-- RECORD SET start --

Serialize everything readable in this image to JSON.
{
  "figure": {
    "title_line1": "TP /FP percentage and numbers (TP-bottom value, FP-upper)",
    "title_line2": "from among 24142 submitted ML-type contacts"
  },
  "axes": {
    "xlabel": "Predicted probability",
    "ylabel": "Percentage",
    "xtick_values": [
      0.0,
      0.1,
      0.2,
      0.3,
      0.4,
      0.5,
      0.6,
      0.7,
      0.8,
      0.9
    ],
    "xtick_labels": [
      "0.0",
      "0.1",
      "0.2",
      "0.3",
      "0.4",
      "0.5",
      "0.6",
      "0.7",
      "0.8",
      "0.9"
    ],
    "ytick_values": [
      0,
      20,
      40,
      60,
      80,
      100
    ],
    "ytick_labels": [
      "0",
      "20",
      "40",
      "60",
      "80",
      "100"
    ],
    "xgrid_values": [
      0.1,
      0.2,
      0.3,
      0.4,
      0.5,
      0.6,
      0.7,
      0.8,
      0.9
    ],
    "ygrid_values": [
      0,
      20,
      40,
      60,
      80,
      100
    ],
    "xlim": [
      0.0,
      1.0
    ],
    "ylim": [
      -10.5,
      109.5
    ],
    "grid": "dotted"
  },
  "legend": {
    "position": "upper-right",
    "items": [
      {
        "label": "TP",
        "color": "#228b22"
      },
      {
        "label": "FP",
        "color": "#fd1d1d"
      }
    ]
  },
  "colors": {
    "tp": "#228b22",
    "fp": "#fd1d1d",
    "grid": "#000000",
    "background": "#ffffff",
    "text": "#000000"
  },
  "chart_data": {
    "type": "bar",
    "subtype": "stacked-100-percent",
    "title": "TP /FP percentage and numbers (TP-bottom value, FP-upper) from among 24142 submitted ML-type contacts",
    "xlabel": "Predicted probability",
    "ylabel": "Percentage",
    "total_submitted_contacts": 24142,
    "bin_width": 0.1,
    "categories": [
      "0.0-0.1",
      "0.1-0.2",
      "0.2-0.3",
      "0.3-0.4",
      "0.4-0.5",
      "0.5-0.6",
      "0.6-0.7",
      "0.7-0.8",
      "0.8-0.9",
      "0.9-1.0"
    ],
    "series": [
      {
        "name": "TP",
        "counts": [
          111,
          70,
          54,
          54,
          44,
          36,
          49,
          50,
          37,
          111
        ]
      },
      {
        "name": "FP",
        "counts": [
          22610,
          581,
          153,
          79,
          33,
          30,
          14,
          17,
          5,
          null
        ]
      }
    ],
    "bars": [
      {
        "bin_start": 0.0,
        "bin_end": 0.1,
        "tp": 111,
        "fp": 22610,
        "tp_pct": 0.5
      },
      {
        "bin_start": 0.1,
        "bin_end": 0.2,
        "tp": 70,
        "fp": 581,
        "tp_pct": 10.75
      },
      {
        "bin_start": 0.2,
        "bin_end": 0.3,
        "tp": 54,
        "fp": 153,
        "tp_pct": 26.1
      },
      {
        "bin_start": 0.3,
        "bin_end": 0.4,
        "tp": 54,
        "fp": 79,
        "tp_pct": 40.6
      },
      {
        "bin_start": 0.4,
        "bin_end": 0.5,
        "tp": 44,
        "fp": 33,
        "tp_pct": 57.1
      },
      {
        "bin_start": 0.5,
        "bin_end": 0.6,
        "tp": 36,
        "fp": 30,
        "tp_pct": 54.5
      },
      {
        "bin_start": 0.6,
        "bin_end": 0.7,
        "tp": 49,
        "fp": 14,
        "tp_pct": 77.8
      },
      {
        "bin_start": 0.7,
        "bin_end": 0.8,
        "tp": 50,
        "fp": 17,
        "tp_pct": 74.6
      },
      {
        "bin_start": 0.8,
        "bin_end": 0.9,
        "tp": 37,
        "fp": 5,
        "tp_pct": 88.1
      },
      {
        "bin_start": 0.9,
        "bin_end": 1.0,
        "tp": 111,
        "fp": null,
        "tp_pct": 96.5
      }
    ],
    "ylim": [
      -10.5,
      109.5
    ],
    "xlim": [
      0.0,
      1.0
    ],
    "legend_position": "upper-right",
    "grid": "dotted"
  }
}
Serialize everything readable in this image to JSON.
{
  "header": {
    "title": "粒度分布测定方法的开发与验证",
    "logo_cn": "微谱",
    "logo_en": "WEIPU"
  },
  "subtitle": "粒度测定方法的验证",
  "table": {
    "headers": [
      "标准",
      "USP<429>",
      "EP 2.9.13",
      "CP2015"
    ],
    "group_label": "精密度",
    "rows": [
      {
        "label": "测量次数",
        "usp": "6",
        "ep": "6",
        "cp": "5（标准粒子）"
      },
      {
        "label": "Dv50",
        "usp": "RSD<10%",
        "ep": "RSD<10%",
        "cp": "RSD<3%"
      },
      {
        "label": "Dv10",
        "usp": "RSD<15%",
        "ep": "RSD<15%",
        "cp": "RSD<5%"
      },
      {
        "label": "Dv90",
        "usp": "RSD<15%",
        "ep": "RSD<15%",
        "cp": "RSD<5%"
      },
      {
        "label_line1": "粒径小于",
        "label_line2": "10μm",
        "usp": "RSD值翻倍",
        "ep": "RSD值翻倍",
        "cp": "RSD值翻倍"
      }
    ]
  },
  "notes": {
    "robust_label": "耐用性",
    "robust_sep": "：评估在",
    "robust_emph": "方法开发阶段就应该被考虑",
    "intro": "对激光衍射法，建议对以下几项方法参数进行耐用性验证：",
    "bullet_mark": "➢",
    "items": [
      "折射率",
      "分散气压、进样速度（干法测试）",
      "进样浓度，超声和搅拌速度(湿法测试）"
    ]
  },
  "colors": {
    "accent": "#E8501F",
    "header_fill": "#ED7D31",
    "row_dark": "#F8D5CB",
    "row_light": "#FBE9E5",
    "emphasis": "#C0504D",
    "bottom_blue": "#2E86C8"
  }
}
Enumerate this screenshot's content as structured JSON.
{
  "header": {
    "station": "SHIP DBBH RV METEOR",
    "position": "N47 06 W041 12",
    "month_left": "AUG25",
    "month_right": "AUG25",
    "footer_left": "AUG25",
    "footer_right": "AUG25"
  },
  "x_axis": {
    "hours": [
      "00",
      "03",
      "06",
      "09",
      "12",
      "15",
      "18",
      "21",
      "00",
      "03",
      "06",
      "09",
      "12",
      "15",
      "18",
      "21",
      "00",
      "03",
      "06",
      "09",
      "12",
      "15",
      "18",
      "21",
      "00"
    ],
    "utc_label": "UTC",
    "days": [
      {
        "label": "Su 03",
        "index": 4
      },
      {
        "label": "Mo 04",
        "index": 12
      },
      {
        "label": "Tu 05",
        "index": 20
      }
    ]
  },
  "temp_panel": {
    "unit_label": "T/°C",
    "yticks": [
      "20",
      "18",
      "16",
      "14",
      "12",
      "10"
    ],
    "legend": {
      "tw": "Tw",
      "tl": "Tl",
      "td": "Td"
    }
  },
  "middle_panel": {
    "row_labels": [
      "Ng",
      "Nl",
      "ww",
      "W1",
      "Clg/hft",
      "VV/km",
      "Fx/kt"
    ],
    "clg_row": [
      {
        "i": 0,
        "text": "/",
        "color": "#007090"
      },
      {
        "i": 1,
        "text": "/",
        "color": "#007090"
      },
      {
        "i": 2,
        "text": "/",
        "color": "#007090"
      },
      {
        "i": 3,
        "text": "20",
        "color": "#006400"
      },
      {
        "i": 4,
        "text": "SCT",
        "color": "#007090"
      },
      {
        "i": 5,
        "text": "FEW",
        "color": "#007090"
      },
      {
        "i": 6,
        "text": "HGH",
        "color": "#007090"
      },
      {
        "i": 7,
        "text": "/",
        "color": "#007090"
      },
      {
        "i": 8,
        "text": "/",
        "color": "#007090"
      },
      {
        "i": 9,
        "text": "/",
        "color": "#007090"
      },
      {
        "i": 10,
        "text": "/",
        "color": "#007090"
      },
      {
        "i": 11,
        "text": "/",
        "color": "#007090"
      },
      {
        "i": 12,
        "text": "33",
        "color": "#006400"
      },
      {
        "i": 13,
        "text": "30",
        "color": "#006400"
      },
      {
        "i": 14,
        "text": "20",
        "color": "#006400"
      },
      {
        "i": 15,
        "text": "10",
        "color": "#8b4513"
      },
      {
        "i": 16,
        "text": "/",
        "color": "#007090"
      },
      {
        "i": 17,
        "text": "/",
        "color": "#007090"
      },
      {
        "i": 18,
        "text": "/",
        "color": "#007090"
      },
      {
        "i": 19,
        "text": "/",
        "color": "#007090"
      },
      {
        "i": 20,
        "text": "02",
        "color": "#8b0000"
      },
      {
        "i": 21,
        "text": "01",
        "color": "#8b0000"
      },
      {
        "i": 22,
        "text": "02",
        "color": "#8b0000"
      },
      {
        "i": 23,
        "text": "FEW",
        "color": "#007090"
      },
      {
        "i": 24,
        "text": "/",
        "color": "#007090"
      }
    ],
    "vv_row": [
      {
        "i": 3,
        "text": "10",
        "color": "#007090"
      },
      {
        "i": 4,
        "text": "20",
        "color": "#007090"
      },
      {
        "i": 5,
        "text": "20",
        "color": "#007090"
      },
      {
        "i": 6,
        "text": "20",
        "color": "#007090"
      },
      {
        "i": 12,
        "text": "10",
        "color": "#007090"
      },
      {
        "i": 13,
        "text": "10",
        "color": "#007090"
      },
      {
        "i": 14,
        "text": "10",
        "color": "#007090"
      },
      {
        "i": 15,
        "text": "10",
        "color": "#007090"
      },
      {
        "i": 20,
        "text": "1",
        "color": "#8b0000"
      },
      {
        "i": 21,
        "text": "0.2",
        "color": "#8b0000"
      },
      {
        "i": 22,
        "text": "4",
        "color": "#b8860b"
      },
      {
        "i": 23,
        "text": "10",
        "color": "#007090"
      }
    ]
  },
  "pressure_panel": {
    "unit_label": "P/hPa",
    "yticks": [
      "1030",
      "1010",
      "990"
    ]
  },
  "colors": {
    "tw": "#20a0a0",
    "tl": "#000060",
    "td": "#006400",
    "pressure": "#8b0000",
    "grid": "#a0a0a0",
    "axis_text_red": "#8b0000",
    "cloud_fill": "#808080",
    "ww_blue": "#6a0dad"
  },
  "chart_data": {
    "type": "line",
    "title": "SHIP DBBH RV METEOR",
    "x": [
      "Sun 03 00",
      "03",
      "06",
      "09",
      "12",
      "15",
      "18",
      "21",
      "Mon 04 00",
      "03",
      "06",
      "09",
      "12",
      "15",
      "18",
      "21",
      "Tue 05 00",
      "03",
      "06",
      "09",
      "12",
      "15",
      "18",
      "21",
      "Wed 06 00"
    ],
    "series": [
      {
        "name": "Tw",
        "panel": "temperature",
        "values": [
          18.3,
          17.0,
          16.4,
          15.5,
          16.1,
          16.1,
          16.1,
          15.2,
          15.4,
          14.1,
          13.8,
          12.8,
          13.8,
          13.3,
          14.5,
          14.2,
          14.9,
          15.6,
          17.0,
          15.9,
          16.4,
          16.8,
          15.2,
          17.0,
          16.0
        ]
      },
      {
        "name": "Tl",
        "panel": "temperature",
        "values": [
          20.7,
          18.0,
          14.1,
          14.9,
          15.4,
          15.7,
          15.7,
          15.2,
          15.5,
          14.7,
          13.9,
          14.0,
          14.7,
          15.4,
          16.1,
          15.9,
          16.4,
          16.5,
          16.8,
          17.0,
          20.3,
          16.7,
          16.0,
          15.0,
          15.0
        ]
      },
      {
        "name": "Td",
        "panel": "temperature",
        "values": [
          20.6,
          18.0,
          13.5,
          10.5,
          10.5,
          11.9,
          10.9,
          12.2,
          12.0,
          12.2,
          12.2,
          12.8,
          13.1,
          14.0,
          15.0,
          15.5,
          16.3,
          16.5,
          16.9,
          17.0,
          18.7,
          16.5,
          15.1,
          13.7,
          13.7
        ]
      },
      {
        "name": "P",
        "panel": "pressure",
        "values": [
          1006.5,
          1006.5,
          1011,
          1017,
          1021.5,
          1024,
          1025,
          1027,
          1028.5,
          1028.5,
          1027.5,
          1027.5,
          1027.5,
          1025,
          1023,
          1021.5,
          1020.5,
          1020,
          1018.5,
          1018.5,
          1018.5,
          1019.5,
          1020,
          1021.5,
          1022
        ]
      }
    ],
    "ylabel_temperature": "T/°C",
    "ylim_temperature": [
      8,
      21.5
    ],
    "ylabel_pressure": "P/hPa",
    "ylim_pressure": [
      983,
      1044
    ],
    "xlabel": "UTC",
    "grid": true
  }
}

-- RECORD SET end --

Scan the material above. Copy each line that holds the word "SHIP".

    "station": "SHIP DBBH RV METEOR",
    "title": "SHIP DBBH RV METEOR",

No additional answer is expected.